The announcement was one ‘Nova nation, and most of the sports world was not ready for.

“Thank you, Coach, for everything you have done for our University, community & the game of basketball,” Villanova’s men’s basketball program wrote on Twitter earlier this week.

Wright took over as Villanova’s head coach in 2001 and led the Wildcats to two national championships, four Final Four appearances and 16 NCAA Tournament appearances. The 60-year-old was inducted into the Naismith Memorial Hall of Fame last year.

During his 21-year tenure as ‘Nova’s head coach, Wright won 520 games with a .725 winning percentage. The Wildcats were 30-8 in 2022 and made it to the Final Four as a 2 seed before losing 81-65 to the top-seeded Kansas Jayhawks. Wright also recorded 16 20 win seasons and was named National Coach of the Year in 2006 and 2016.

It was sometime at the end of the 2021-22 regular season Wright says he realized he didn’t “have the edge” and that he talked with his wife and Marc Jackson about his intent to retire at the end of the season.

# Entries supplied
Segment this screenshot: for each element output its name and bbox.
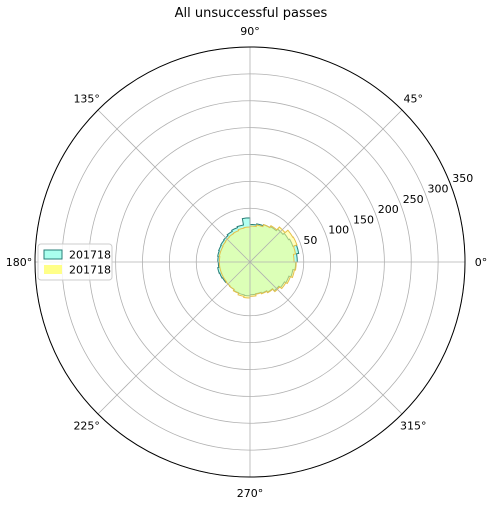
grid-spoke-135 [97,109,251,263]
radial-tick-label-100: 100 [328,224,349,237]
grid-spoke-225 [97,261,251,415]
grid-layer [34,46,466,478]
angle-tick-label-0: 0° [475,256,488,269]
radial-tick-label-150: 150 [353,213,374,226]
grid-spoke-45 [249,109,403,263]
bars-layer [217,217,300,299]
angle-tick-label-135: 135° [73,93,100,106]
angle-tick-label-45: 45° [404,93,424,106]
angle-tick-label-225: 225° [73,419,100,432]
radial-tick-label-200: 200 [378,203,399,216]
legend: 201718 201718 [37,243,113,281]
legend-swatch-1 [43,249,63,260]
ticks-layer: 0° 45° 90° 135° 180° 225° 270° 315° 50 100 150 200 2… [6,25,488,500]
legend-label-1: 201718 [69,249,111,262]
series-2-bars [218,223,298,299]
radial-tick-label-300: 300 [428,183,449,196]
angle-tick-label-270: 270° [237,487,264,500]
radial-tick-label-250: 250 [403,193,424,206]
legend-swatch-2 [44,265,62,274]
polar-frame [34,46,466,478]
angle-tick-label-315: 315° [400,419,427,432]
radial-tick-label-50: 50 [303,234,317,247]
grid-spoke-315 [249,261,403,415]
angle-tick-label-90: 90° [240,25,260,38]
radial-tick-label-350: 350 [452,172,473,185]
angle-tick-label-180: 180° [6,256,33,269]
chart-title: All unsuccessful passes [175,6,328,21]
legend-label-2: 201718 [69,264,111,277]
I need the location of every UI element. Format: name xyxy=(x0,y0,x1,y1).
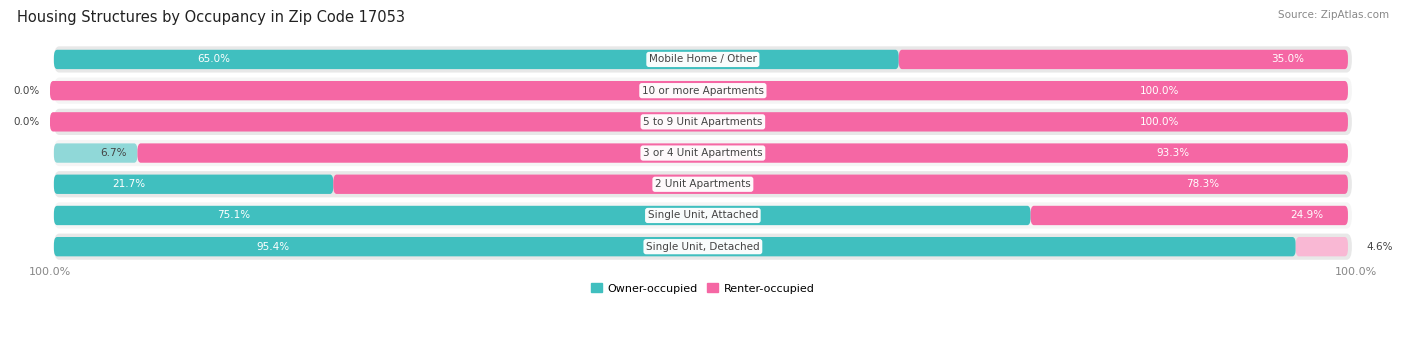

# Written request
Can you reproduce the Villanova basketball passage word for word, starting at "Wright took over" and ending at "Fame last year."? The lines after the Villanova basketball passage have no connection to it.

# Answer to the exercise
Wright took over as Villanova’s head coach in 2001 and led the Wildcats to two national championships, four Final Four appearances and 16 NCAA Tournament appearances. The 60-year-old was inducted into the Naismith Memorial Hall of Fame last year.